[Figure dataset records]
——

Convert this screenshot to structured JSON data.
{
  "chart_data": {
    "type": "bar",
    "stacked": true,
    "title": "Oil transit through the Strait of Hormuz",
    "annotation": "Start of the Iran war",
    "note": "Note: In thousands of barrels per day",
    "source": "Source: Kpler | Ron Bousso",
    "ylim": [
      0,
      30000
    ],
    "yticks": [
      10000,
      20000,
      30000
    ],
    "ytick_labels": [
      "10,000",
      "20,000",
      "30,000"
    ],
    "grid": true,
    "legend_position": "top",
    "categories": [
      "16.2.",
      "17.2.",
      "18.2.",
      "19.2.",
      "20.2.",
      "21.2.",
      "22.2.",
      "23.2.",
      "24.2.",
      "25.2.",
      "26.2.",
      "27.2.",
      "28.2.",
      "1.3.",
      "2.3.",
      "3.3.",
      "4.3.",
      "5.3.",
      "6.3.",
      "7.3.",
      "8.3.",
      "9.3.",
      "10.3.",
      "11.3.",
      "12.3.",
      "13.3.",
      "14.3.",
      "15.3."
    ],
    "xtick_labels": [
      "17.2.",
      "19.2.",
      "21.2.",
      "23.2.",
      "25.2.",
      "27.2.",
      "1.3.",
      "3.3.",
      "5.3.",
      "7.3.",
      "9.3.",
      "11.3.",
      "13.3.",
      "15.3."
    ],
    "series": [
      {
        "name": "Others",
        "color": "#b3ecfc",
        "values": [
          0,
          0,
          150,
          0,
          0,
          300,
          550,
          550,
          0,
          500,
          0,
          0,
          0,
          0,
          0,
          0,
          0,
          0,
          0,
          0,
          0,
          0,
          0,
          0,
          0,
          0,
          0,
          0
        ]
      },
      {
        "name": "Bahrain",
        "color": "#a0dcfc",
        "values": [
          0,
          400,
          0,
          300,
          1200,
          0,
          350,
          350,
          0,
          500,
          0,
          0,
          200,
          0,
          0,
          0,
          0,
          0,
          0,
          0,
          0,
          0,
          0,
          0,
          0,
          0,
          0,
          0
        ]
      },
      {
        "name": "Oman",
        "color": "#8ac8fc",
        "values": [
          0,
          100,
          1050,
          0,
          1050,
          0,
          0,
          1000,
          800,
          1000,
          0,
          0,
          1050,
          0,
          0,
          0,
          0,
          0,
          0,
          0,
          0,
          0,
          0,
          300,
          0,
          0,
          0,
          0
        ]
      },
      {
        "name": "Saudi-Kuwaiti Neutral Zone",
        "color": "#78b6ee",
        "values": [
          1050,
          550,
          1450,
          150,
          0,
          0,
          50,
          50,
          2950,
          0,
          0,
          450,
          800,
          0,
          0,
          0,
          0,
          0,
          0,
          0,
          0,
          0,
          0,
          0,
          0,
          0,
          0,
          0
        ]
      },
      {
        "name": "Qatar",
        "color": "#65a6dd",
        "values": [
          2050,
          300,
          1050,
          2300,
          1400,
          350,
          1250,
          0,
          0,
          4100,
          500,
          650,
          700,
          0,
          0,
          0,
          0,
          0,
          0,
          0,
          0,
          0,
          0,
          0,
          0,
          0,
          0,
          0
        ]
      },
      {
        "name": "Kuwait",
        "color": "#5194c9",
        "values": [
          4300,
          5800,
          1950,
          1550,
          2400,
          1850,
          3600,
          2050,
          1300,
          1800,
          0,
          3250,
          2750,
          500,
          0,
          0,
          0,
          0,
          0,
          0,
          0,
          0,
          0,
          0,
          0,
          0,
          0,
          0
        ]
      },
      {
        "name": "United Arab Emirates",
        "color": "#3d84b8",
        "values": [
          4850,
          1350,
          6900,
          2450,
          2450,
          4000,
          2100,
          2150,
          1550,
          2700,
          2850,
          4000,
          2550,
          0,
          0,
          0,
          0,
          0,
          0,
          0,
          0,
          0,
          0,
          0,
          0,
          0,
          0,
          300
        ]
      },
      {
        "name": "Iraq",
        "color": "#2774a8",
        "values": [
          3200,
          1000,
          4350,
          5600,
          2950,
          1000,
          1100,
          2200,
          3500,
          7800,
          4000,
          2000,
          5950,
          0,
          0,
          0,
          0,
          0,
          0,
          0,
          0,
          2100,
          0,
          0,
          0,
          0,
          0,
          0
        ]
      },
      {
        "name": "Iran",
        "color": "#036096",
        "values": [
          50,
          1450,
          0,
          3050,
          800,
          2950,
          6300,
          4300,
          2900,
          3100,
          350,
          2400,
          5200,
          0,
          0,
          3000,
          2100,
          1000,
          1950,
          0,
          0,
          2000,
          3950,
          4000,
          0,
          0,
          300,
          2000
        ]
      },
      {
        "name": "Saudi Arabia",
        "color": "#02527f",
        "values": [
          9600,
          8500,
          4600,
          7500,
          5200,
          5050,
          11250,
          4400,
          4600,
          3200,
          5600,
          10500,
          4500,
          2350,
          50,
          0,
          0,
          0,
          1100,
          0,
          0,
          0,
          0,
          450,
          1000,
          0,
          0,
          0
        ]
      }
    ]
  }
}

——

» **Problem to work on**:
For each line of the entries that includes "name", show that line.

» **Full response**:
        "name": "Others",
        "name": "Bahrain",
        "name": "Oman",
        "name": "Saudi-Kuwaiti Neutral Zone",
        "name": "Qatar",
        "name": "Kuwait",
        "name": "United Arab Emirates",
        "name": "Iraq",
        "name": "Iran",
        "name": "Saudi Arabia",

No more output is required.